◆ PROBLEM STATEMENT
Write out each line that follows exactly as it stands, without the pictures.

◆ THE RECORDS
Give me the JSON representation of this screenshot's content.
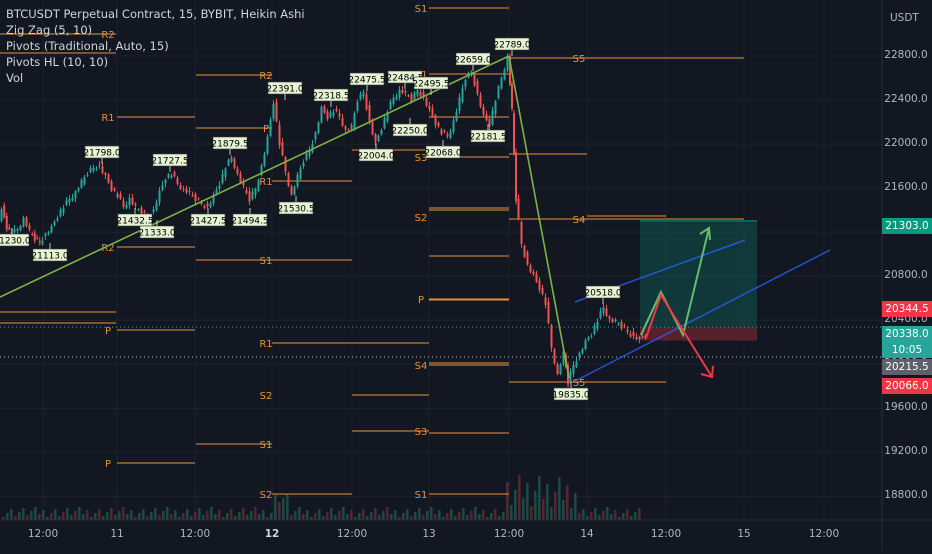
{
  "legend": {
    "title": "BTCUSDT Perpetual Contract, 15, BYBIT, Heikin Ashi",
    "indicators": [
      "Zig Zag (5, 10)",
      "Pivots (Traditional, Auto, 15)",
      "Pivots HL (10, 10)",
      "Vol"
    ]
  },
  "chart_data": {
    "type": "candlestick",
    "title": "BTCUSDT Perpetual Contract, 15, BYBIT, Heikin Ashi",
    "y_unit": "USDT",
    "ylim": [
      18600,
      23000
    ],
    "y_ticks": [
      18800,
      19200,
      19600,
      20000,
      20400,
      20800,
      21200,
      21600,
      22000,
      22400,
      22800
    ],
    "x_ticks": [
      "12:00",
      "11",
      "12:00",
      "12",
      "12:00",
      "13",
      "12:00",
      "14",
      "12:00",
      "15",
      "12:00"
    ],
    "price_path": [
      [
        0,
        21300
      ],
      [
        3,
        21420
      ],
      [
        8,
        21250
      ],
      [
        13,
        21180
      ],
      [
        19,
        21230
      ],
      [
        25,
        21320
      ],
      [
        31,
        21200
      ],
      [
        36,
        21140
      ],
      [
        41,
        21113
      ],
      [
        47,
        21180
      ],
      [
        53,
        21240
      ],
      [
        59,
        21350
      ],
      [
        65,
        21430
      ],
      [
        71,
        21500
      ],
      [
        77,
        21560
      ],
      [
        83,
        21650
      ],
      [
        89,
        21740
      ],
      [
        95,
        21790
      ],
      [
        101,
        21798
      ],
      [
        107,
        21700
      ],
      [
        113,
        21600
      ],
      [
        119,
        21530
      ],
      [
        125,
        21432
      ],
      [
        131,
        21500
      ],
      [
        137,
        21420
      ],
      [
        143,
        21380
      ],
      [
        149,
        21333
      ],
      [
        155,
        21400
      ],
      [
        161,
        21560
      ],
      [
        167,
        21700
      ],
      [
        173,
        21727
      ],
      [
        179,
        21640
      ],
      [
        185,
        21580
      ],
      [
        191,
        21550
      ],
      [
        197,
        21500
      ],
      [
        203,
        21460
      ],
      [
        209,
        21427
      ],
      [
        215,
        21520
      ],
      [
        221,
        21650
      ],
      [
        227,
        21790
      ],
      [
        233,
        21879
      ],
      [
        239,
        21720
      ],
      [
        245,
        21600
      ],
      [
        251,
        21494
      ],
      [
        257,
        21600
      ],
      [
        263,
        21800
      ],
      [
        269,
        22050
      ],
      [
        275,
        22391
      ],
      [
        281,
        22000
      ],
      [
        287,
        21750
      ],
      [
        293,
        21530
      ],
      [
        299,
        21700
      ],
      [
        305,
        21850
      ],
      [
        311,
        21950
      ],
      [
        317,
        22100
      ],
      [
        323,
        22318
      ],
      [
        329,
        22250
      ],
      [
        335,
        22300
      ],
      [
        341,
        22250
      ],
      [
        347,
        22120
      ],
      [
        353,
        22150
      ],
      [
        359,
        22400
      ],
      [
        365,
        22475
      ],
      [
        371,
        22200
      ],
      [
        377,
        22004
      ],
      [
        383,
        22150
      ],
      [
        389,
        22300
      ],
      [
        395,
        22420
      ],
      [
        401,
        22480
      ],
      [
        407,
        22460
      ],
      [
        413,
        22400
      ],
      [
        419,
        22495
      ],
      [
        425,
        22420
      ],
      [
        431,
        22300
      ],
      [
        437,
        22200
      ],
      [
        443,
        22100
      ],
      [
        449,
        22068
      ],
      [
        455,
        22200
      ],
      [
        461,
        22400
      ],
      [
        467,
        22600
      ],
      [
        473,
        22659
      ],
      [
        479,
        22450
      ],
      [
        485,
        22250
      ],
      [
        491,
        22181
      ],
      [
        497,
        22400
      ],
      [
        503,
        22600
      ],
      [
        509,
        22789
      ],
      [
        513,
        22300
      ],
      [
        517,
        21500
      ],
      [
        523,
        21100
      ],
      [
        529,
        20900
      ],
      [
        535,
        20800
      ],
      [
        541,
        20700
      ],
      [
        547,
        20550
      ],
      [
        553,
        20150
      ],
      [
        559,
        19900
      ],
      [
        565,
        20100
      ],
      [
        569,
        19835
      ],
      [
        575,
        20000
      ],
      [
        581,
        20100
      ],
      [
        587,
        20200
      ],
      [
        593,
        20280
      ],
      [
        599,
        20400
      ],
      [
        605,
        20518
      ],
      [
        611,
        20400
      ],
      [
        617,
        20380
      ],
      [
        623,
        20340
      ],
      [
        629,
        20300
      ],
      [
        635,
        20250
      ],
      [
        641,
        20230
      ],
      [
        647,
        20260
      ]
    ],
    "swing_labels": [
      {
        "price": 21230.0,
        "kind": "low"
      },
      {
        "price": 21113.0,
        "kind": "low"
      },
      {
        "price": 21798.0,
        "kind": "high"
      },
      {
        "price": 21432.5,
        "kind": "low"
      },
      {
        "price": 21333.0,
        "kind": "low"
      },
      {
        "price": 21727.5,
        "kind": "high"
      },
      {
        "price": 21427.5,
        "kind": "low"
      },
      {
        "price": 21879.5,
        "kind": "high"
      },
      {
        "price": 21494.5,
        "kind": "low"
      },
      {
        "price": 22391.0,
        "kind": "high"
      },
      {
        "price": 21530.5,
        "kind": "low"
      },
      {
        "price": 22318.5,
        "kind": "high"
      },
      {
        "price": 22475.5,
        "kind": "high"
      },
      {
        "price": 22004.0,
        "kind": "low"
      },
      {
        "price": 22484.5,
        "kind": "high"
      },
      {
        "price": 22495.5,
        "kind": "high"
      },
      {
        "price": 22250.0,
        "kind": "low"
      },
      {
        "price": 22068.0,
        "kind": "low"
      },
      {
        "price": 22659.0,
        "kind": "high"
      },
      {
        "price": 22181.5,
        "kind": "low"
      },
      {
        "price": 22789.0,
        "kind": "high"
      },
      {
        "price": 20518.0,
        "kind": "high"
      },
      {
        "price": 19835.0,
        "kind": "low"
      }
    ],
    "pivot_levels": [
      {
        "label": "R2",
        "price": 22660
      },
      {
        "label": "R1",
        "price": 22228
      },
      {
        "label": "R2",
        "price": 23000
      },
      {
        "label": "P",
        "price": 21940
      },
      {
        "label": "R1",
        "price": 22210
      },
      {
        "label": "R2",
        "price": 22760
      },
      {
        "label": "S1",
        "price": 21340
      },
      {
        "label": "P",
        "price": 21930
      },
      {
        "label": "R1",
        "price": 22760
      },
      {
        "label": "S2",
        "price": 20090
      },
      {
        "label": "S1",
        "price": 20900
      },
      {
        "label": "P",
        "price": 21980
      },
      {
        "label": "S2",
        "price": 20240
      },
      {
        "label": "S1",
        "price": 21220
      },
      {
        "label": "R1",
        "price": 22778
      },
      {
        "label": "S3",
        "price": 19830
      },
      {
        "label": "S2",
        "price": 20390
      },
      {
        "label": "P",
        "price": 21303
      },
      {
        "label": "S4",
        "price": 19350
      },
      {
        "label": "S3",
        "price": 19970
      },
      {
        "label": "S1",
        "price": 19870
      },
      {
        "label": "S5",
        "price": 18870
      },
      {
        "label": "S4",
        "price": 19610
      },
      {
        "label": "S5",
        "price": 19040
      }
    ],
    "long_position": {
      "entry": 20338.0,
      "target": 21303.0,
      "stop": 20215.5
    },
    "price_tags": [
      {
        "value": "21303.0",
        "color": "#089981"
      },
      {
        "value": "20344.5",
        "color": "#f23645"
      },
      {
        "value": "20338.0",
        "color": "#26a69a"
      },
      {
        "value": "10:05",
        "color": "#26a69a"
      },
      {
        "value": "20215.5",
        "color": "#5d606b"
      },
      {
        "value": "20066.0",
        "color": "#f23645"
      }
    ]
  }
}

◆ FINAL ANSWER
Give me the JSON representation of this screenshot's content.
{
  "legend": {
    "title": "BTCUSDT Perpetual Contract, 15, BYBIT, Heikin Ashi",
    "indicators": [
      "Zig Zag (5, 10)",
      "Pivots (Traditional, Auto, 15)",
      "Pivots HL (10, 10)",
      "Vol"
    ]
  },
  "chart_data": {
    "type": "candlestick",
    "title": "BTCUSDT Perpetual Contract, 15, BYBIT, Heikin Ashi",
    "y_unit": "USDT",
    "ylim": [
      18600,
      23000
    ],
    "y_ticks": [
      18800,
      19200,
      19600,
      20000,
      20400,
      20800,
      21200,
      21600,
      22000,
      22400,
      22800
    ],
    "x_ticks": [
      "12:00",
      "11",
      "12:00",
      "12",
      "12:00",
      "13",
      "12:00",
      "14",
      "12:00",
      "15",
      "12:00"
    ],
    "price_path": [
      [
        0,
        21300
      ],
      [
        3,
        21420
      ],
      [
        8,
        21250
      ],
      [
        13,
        21180
      ],
      [
        19,
        21230
      ],
      [
        25,
        21320
      ],
      [
        31,
        21200
      ],
      [
        36,
        21140
      ],
      [
        41,
        21113
      ],
      [
        47,
        21180
      ],
      [
        53,
        21240
      ],
      [
        59,
        21350
      ],
      [
        65,
        21430
      ],
      [
        71,
        21500
      ],
      [
        77,
        21560
      ],
      [
        83,
        21650
      ],
      [
        89,
        21740
      ],
      [
        95,
        21790
      ],
      [
        101,
        21798
      ],
      [
        107,
        21700
      ],
      [
        113,
        21600
      ],
      [
        119,
        21530
      ],
      [
        125,
        21432
      ],
      [
        131,
        21500
      ],
      [
        137,
        21420
      ],
      [
        143,
        21380
      ],
      [
        149,
        21333
      ],
      [
        155,
        21400
      ],
      [
        161,
        21560
      ],
      [
        167,
        21700
      ],
      [
        173,
        21727
      ],
      [
        179,
        21640
      ],
      [
        185,
        21580
      ],
      [
        191,
        21550
      ],
      [
        197,
        21500
      ],
      [
        203,
        21460
      ],
      [
        209,
        21427
      ],
      [
        215,
        21520
      ],
      [
        221,
        21650
      ],
      [
        227,
        21790
      ],
      [
        233,
        21879
      ],
      [
        239,
        21720
      ],
      [
        245,
        21600
      ],
      [
        251,
        21494
      ],
      [
        257,
        21600
      ],
      [
        263,
        21800
      ],
      [
        269,
        22050
      ],
      [
        275,
        22391
      ],
      [
        281,
        22000
      ],
      [
        287,
        21750
      ],
      [
        293,
        21530
      ],
      [
        299,
        21700
      ],
      [
        305,
        21850
      ],
      [
        311,
        21950
      ],
      [
        317,
        22100
      ],
      [
        323,
        22318
      ],
      [
        329,
        22250
      ],
      [
        335,
        22300
      ],
      [
        341,
        22250
      ],
      [
        347,
        22120
      ],
      [
        353,
        22150
      ],
      [
        359,
        22400
      ],
      [
        365,
        22475
      ],
      [
        371,
        22200
      ],
      [
        377,
        22004
      ],
      [
        383,
        22150
      ],
      [
        389,
        22300
      ],
      [
        395,
        22420
      ],
      [
        401,
        22480
      ],
      [
        407,
        22460
      ],
      [
        413,
        22400
      ],
      [
        419,
        22495
      ],
      [
        425,
        22420
      ],
      [
        431,
        22300
      ],
      [
        437,
        22200
      ],
      [
        443,
        22100
      ],
      [
        449,
        22068
      ],
      [
        455,
        22200
      ],
      [
        461,
        22400
      ],
      [
        467,
        22600
      ],
      [
        473,
        22659
      ],
      [
        479,
        22450
      ],
      [
        485,
        22250
      ],
      [
        491,
        22181
      ],
      [
        497,
        22400
      ],
      [
        503,
        22600
      ],
      [
        509,
        22789
      ],
      [
        513,
        22300
      ],
      [
        517,
        21500
      ],
      [
        523,
        21100
      ],
      [
        529,
        20900
      ],
      [
        535,
        20800
      ],
      [
        541,
        20700
      ],
      [
        547,
        20550
      ],
      [
        553,
        20150
      ],
      [
        559,
        19900
      ],
      [
        565,
        20100
      ],
      [
        569,
        19835
      ],
      [
        575,
        20000
      ],
      [
        581,
        20100
      ],
      [
        587,
        20200
      ],
      [
        593,
        20280
      ],
      [
        599,
        20400
      ],
      [
        605,
        20518
      ],
      [
        611,
        20400
      ],
      [
        617,
        20380
      ],
      [
        623,
        20340
      ],
      [
        629,
        20300
      ],
      [
        635,
        20250
      ],
      [
        641,
        20230
      ],
      [
        647,
        20260
      ]
    ],
    "swing_labels": [
      {
        "price": 21230.0,
        "kind": "low"
      },
      {
        "price": 21113.0,
        "kind": "low"
      },
      {
        "price": 21798.0,
        "kind": "high"
      },
      {
        "price": 21432.5,
        "kind": "low"
      },
      {
        "price": 21333.0,
        "kind": "low"
      },
      {
        "price": 21727.5,
        "kind": "high"
      },
      {
        "price": 21427.5,
        "kind": "low"
      },
      {
        "price": 21879.5,
        "kind": "high"
      },
      {
        "price": 21494.5,
        "kind": "low"
      },
      {
        "price": 22391.0,
        "kind": "high"
      },
      {
        "price": 21530.5,
        "kind": "low"
      },
      {
        "price": 22318.5,
        "kind": "high"
      },
      {
        "price": 22475.5,
        "kind": "high"
      },
      {
        "price": 22004.0,
        "kind": "low"
      },
      {
        "price": 22484.5,
        "kind": "high"
      },
      {
        "price": 22495.5,
        "kind": "high"
      },
      {
        "price": 22250.0,
        "kind": "low"
      },
      {
        "price": 22068.0,
        "kind": "low"
      },
      {
        "price": 22659.0,
        "kind": "high"
      },
      {
        "price": 22181.5,
        "kind": "low"
      },
      {
        "price": 22789.0,
        "kind": "high"
      },
      {
        "price": 20518.0,
        "kind": "high"
      },
      {
        "price": 19835.0,
        "kind": "low"
      }
    ],
    "pivot_levels": [
      {
        "label": "R2",
        "price": 22660
      },
      {
        "label": "R1",
        "price": 22228
      },
      {
        "label": "R2",
        "price": 23000
      },
      {
        "label": "P",
        "price": 21940
      },
      {
        "label": "R1",
        "price": 22210
      },
      {
        "label": "R2",
        "price": 22760
      },
      {
        "label": "S1",
        "price": 21340
      },
      {
        "label": "P",
        "price": 21930
      },
      {
        "label": "R1",
        "price": 22760
      },
      {
        "label": "S2",
        "price": 20090
      },
      {
        "label": "S1",
        "price": 20900
      },
      {
        "label": "P",
        "price": 21980
      },
      {
        "label": "S2",
        "price": 20240
      },
      {
        "label": "S1",
        "price": 21220
      },
      {
        "label": "R1",
        "price": 22778
      },
      {
        "label": "S3",
        "price": 19830
      },
      {
        "label": "S2",
        "price": 20390
      },
      {
        "label": "P",
        "price": 21303
      },
      {
        "label": "S4",
        "price": 19350
      },
      {
        "label": "S3",
        "price": 19970
      },
      {
        "label": "S1",
        "price": 19870
      },
      {
        "label": "S5",
        "price": 18870
      },
      {
        "label": "S4",
        "price": 19610
      },
      {
        "label": "S5",
        "price": 19040
      }
    ],
    "long_position": {
      "entry": 20338.0,
      "target": 21303.0,
      "stop": 20215.5
    },
    "price_tags": [
      {
        "value": "21303.0",
        "color": "#089981"
      },
      {
        "value": "20344.5",
        "color": "#f23645"
      },
      {
        "value": "20338.0",
        "color": "#26a69a"
      },
      {
        "value": "10:05",
        "color": "#26a69a"
      },
      {
        "value": "20215.5",
        "color": "#5d606b"
      },
      {
        "value": "20066.0",
        "color": "#f23645"
      }
    ]
  }
}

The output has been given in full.